(Dataset entries)
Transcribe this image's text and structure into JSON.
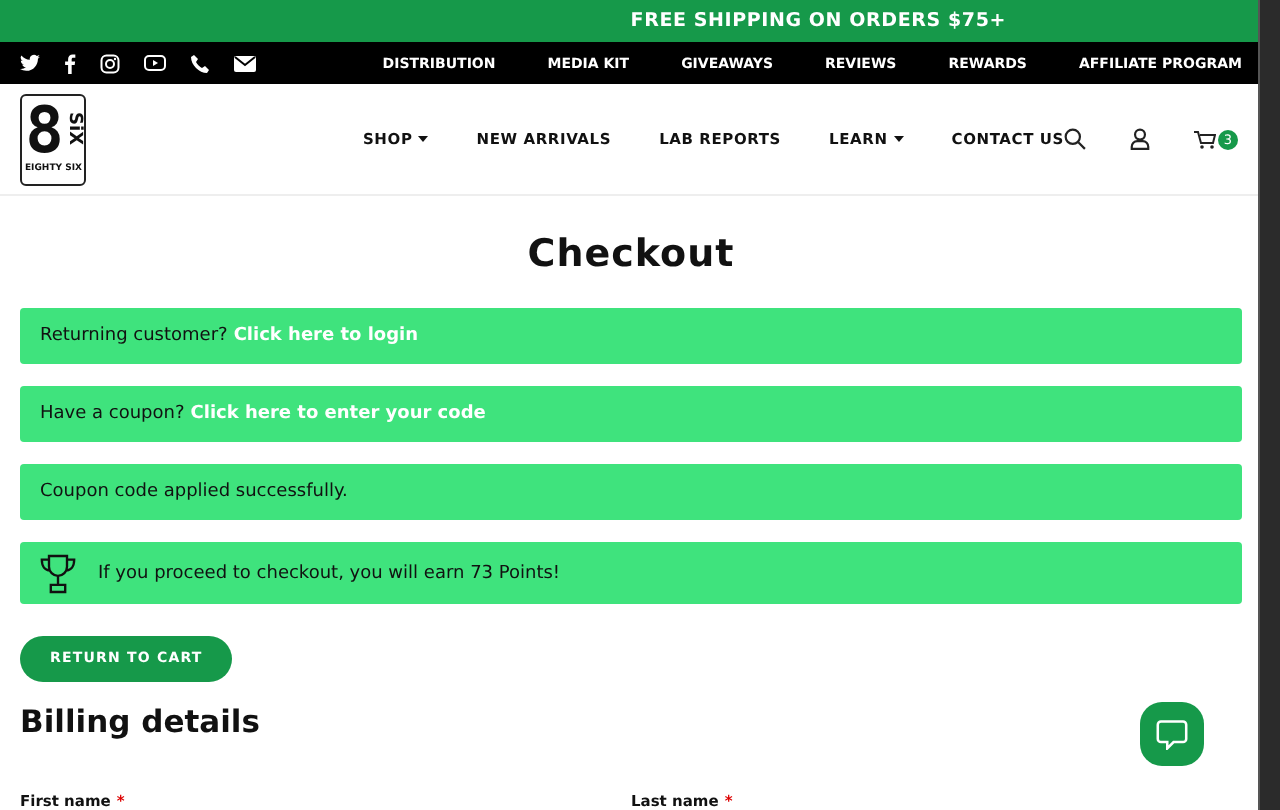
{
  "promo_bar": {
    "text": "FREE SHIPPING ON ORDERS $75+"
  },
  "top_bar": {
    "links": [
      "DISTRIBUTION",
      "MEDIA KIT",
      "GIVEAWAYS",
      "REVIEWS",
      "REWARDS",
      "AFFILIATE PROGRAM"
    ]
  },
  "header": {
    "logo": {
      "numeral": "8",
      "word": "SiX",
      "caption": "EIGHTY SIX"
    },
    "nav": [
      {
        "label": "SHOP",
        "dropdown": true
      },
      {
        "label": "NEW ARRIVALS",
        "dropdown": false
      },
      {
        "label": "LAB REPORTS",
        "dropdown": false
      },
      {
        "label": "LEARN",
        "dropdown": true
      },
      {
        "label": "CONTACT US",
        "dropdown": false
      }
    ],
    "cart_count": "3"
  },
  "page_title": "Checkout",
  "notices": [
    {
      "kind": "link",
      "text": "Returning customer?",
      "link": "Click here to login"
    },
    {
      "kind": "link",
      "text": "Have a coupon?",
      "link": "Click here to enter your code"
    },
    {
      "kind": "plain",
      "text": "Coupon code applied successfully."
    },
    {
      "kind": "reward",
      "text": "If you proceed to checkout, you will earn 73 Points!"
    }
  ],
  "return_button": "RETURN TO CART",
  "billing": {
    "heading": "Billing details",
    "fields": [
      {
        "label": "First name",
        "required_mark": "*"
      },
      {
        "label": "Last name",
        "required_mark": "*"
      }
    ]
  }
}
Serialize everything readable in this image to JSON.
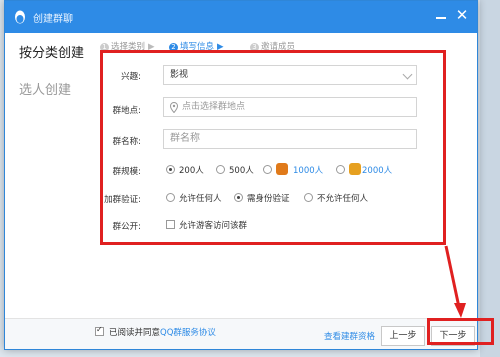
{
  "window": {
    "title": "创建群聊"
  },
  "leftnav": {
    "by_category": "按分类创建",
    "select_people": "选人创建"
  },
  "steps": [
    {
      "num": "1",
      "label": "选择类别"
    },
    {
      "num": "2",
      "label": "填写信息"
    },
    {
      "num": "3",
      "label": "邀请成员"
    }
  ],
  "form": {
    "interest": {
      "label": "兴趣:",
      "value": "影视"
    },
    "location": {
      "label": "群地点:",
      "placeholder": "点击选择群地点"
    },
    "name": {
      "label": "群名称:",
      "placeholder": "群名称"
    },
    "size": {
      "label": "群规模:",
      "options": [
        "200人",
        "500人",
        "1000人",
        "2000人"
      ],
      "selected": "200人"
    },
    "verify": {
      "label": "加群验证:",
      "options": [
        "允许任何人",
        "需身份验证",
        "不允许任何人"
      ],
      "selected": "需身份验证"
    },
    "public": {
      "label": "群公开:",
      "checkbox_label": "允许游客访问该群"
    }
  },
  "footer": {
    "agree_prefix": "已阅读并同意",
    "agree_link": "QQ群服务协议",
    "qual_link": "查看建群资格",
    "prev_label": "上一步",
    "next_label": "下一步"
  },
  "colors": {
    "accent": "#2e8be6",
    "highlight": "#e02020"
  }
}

#### EXERCISE
Give back the entries verbatim. Do not include any picture.

#### THE OUTPUT
Transcribe this image's text and structure into JSON.
{
  "promo_bar": {
    "text": "FREE SHIPPING ON ORDERS $75+"
  },
  "top_bar": {
    "links": [
      "DISTRIBUTION",
      "MEDIA KIT",
      "GIVEAWAYS",
      "REVIEWS",
      "REWARDS",
      "AFFILIATE PROGRAM"
    ]
  },
  "header": {
    "logo": {
      "numeral": "8",
      "word": "SiX",
      "caption": "EIGHTY SIX"
    },
    "nav": [
      {
        "label": "SHOP",
        "dropdown": true
      },
      {
        "label": "NEW ARRIVALS",
        "dropdown": false
      },
      {
        "label": "LAB REPORTS",
        "dropdown": false
      },
      {
        "label": "LEARN",
        "dropdown": true
      },
      {
        "label": "CONTACT US",
        "dropdown": false
      }
    ],
    "cart_count": "3"
  },
  "page_title": "Checkout",
  "notices": [
    {
      "kind": "link",
      "text": "Returning customer?",
      "link": "Click here to login"
    },
    {
      "kind": "link",
      "text": "Have a coupon?",
      "link": "Click here to enter your code"
    },
    {
      "kind": "plain",
      "text": "Coupon code applied successfully."
    },
    {
      "kind": "reward",
      "text": "If you proceed to checkout, you will earn 73 Points!"
    }
  ],
  "return_button": "RETURN TO CART",
  "billing": {
    "heading": "Billing details",
    "fields": [
      {
        "label": "First name",
        "required_mark": "*"
      },
      {
        "label": "Last name",
        "required_mark": "*"
      }
    ]
  }
}
Serialize everything readable in this image to JSON.
{
  "window": {
    "title": "创建群聊"
  },
  "leftnav": {
    "by_category": "按分类创建",
    "select_people": "选人创建"
  },
  "steps": [
    {
      "num": "1",
      "label": "选择类别"
    },
    {
      "num": "2",
      "label": "填写信息"
    },
    {
      "num": "3",
      "label": "邀请成员"
    }
  ],
  "form": {
    "interest": {
      "label": "兴趣:",
      "value": "影视"
    },
    "location": {
      "label": "群地点:",
      "placeholder": "点击选择群地点"
    },
    "name": {
      "label": "群名称:",
      "placeholder": "群名称"
    },
    "size": {
      "label": "群规模:",
      "options": [
        "200人",
        "500人",
        "1000人",
        "2000人"
      ],
      "selected": "200人"
    },
    "verify": {
      "label": "加群验证:",
      "options": [
        "允许任何人",
        "需身份验证",
        "不允许任何人"
      ],
      "selected": "需身份验证"
    },
    "public": {
      "label": "群公开:",
      "checkbox_label": "允许游客访问该群"
    }
  },
  "footer": {
    "agree_prefix": "已阅读并同意",
    "agree_link": "QQ群服务协议",
    "qual_link": "查看建群资格",
    "prev_label": "上一步",
    "next_label": "下一步"
  },
  "colors": {
    "accent": "#2e8be6",
    "highlight": "#e02020"
  }
}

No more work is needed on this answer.